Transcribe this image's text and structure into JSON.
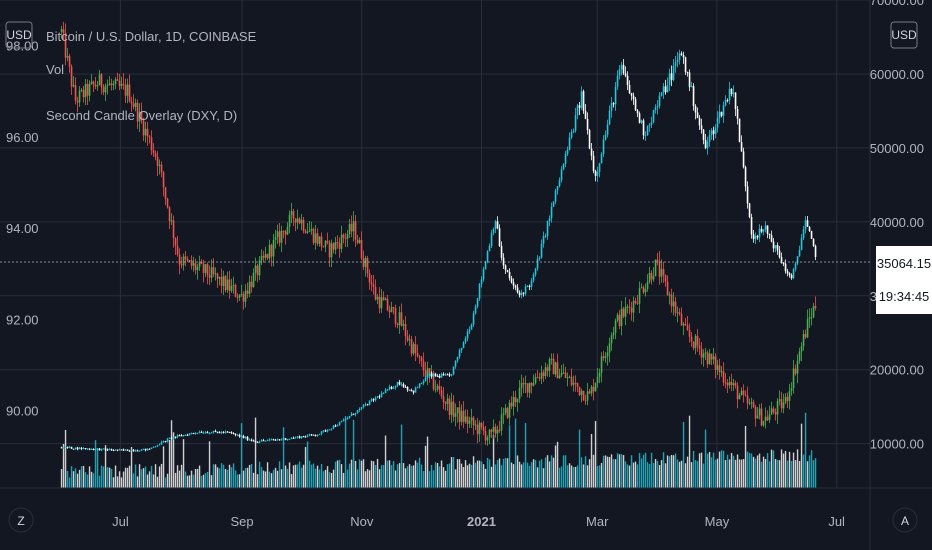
{
  "header": {
    "legend_title": "Bitcoin / U.S. Dollar, 1D, COINBASE",
    "legend_vol": "Vol",
    "legend_overlay": "Second Candle Overlay (DXY, D)"
  },
  "scale_buttons": {
    "left_currency": "USD",
    "right_currency": "USD",
    "left_corner": "Z",
    "right_corner": "A"
  },
  "price_label": {
    "value": "35064.15",
    "countdown": "19:34:45"
  },
  "colors": {
    "background": "#131722",
    "grid": "#2a2e39",
    "btc_up": "#26c6da",
    "btc_down": "#ffffff",
    "dxy_up": "#4caf50",
    "dxy_down": "#ef5350",
    "volume": "#ffffff",
    "volume_alt": "#26c6da"
  },
  "chart_data": {
    "type": "line",
    "title": "Bitcoin / U.S. Dollar, 1D, COINBASE",
    "x_ticks": [
      "Jul",
      "Sep",
      "Nov",
      "2021",
      "Mar",
      "May",
      "Jul"
    ],
    "left_axis": {
      "ticks": [
        "98.00",
        "96.00",
        "94.00",
        "92.00",
        "90.00"
      ],
      "range": [
        88.3,
        99.0
      ]
    },
    "right_axis": {
      "ticks": [
        "70000.00",
        "60000.00",
        "50000.00",
        "40000.00",
        "30000.00",
        "20000.00",
        "10000.00"
      ],
      "range": [
        4000,
        70000
      ]
    },
    "series": [
      {
        "name": "Bitcoin / U.S. Dollar, 1D, COINBASE",
        "axis": "right",
        "x": [
          "2020-06-01",
          "2020-06-15",
          "2020-07-01",
          "2020-07-15",
          "2020-07-27",
          "2020-08-10",
          "2020-08-25",
          "2020-09-08",
          "2020-09-25",
          "2020-10-10",
          "2020-10-21",
          "2020-11-05",
          "2020-11-20",
          "2020-11-27",
          "2020-12-05",
          "2020-12-16",
          "2020-12-27",
          "2021-01-08",
          "2021-01-12",
          "2021-01-20",
          "2021-01-27",
          "2021-02-08",
          "2021-02-21",
          "2021-02-28",
          "2021-03-13",
          "2021-03-25",
          "2021-04-13",
          "2021-04-25",
          "2021-05-09",
          "2021-05-19",
          "2021-05-26",
          "2021-06-08",
          "2021-06-15",
          "2021-06-21"
        ],
        "y": [
          9500,
          9300,
          9100,
          9200,
          10800,
          11600,
          11500,
          10300,
          10700,
          11300,
          12800,
          15600,
          18300,
          17000,
          19200,
          19100,
          26500,
          40600,
          34000,
          30000,
          32000,
          44000,
          57000,
          46000,
          61000,
          52000,
          63000,
          50000,
          58500,
          38000,
          39000,
          32000,
          40000,
          35064
        ]
      },
      {
        "name": "Second Candle Overlay (DXY, D)",
        "axis": "left",
        "x": [
          "2020-06-01",
          "2020-06-08",
          "2020-06-20",
          "2020-07-05",
          "2020-07-20",
          "2020-07-31",
          "2020-08-15",
          "2020-09-01",
          "2020-09-15",
          "2020-09-28",
          "2020-10-15",
          "2020-10-28",
          "2020-11-08",
          "2020-11-20",
          "2020-12-01",
          "2020-12-17",
          "2021-01-06",
          "2021-01-20",
          "2021-02-05",
          "2021-02-25",
          "2021-03-10",
          "2021-03-20",
          "2021-03-31",
          "2021-04-15",
          "2021-04-30",
          "2021-05-15",
          "2021-05-25",
          "2021-06-05",
          "2021-06-17",
          "2021-06-21"
        ],
        "y": [
          98.3,
          96.8,
          97.2,
          97.0,
          95.5,
          93.3,
          93.0,
          92.5,
          93.5,
          94.3,
          93.5,
          94.0,
          92.5,
          92.0,
          91.0,
          90.0,
          89.4,
          90.4,
          91.0,
          90.3,
          91.9,
          92.4,
          93.2,
          91.7,
          91.0,
          90.2,
          89.8,
          90.2,
          92.0,
          92.4
        ]
      }
    ],
    "volume": {
      "axis": "bottom",
      "note": "histogram"
    }
  }
}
§ §
Set exercise:
Show each line holding the word "Overlay".

Exercise response:
    "legend_overlay": "Second Candle Overlay (DXY, D)"
        "name": "Second Candle Overlay (DXY, D)",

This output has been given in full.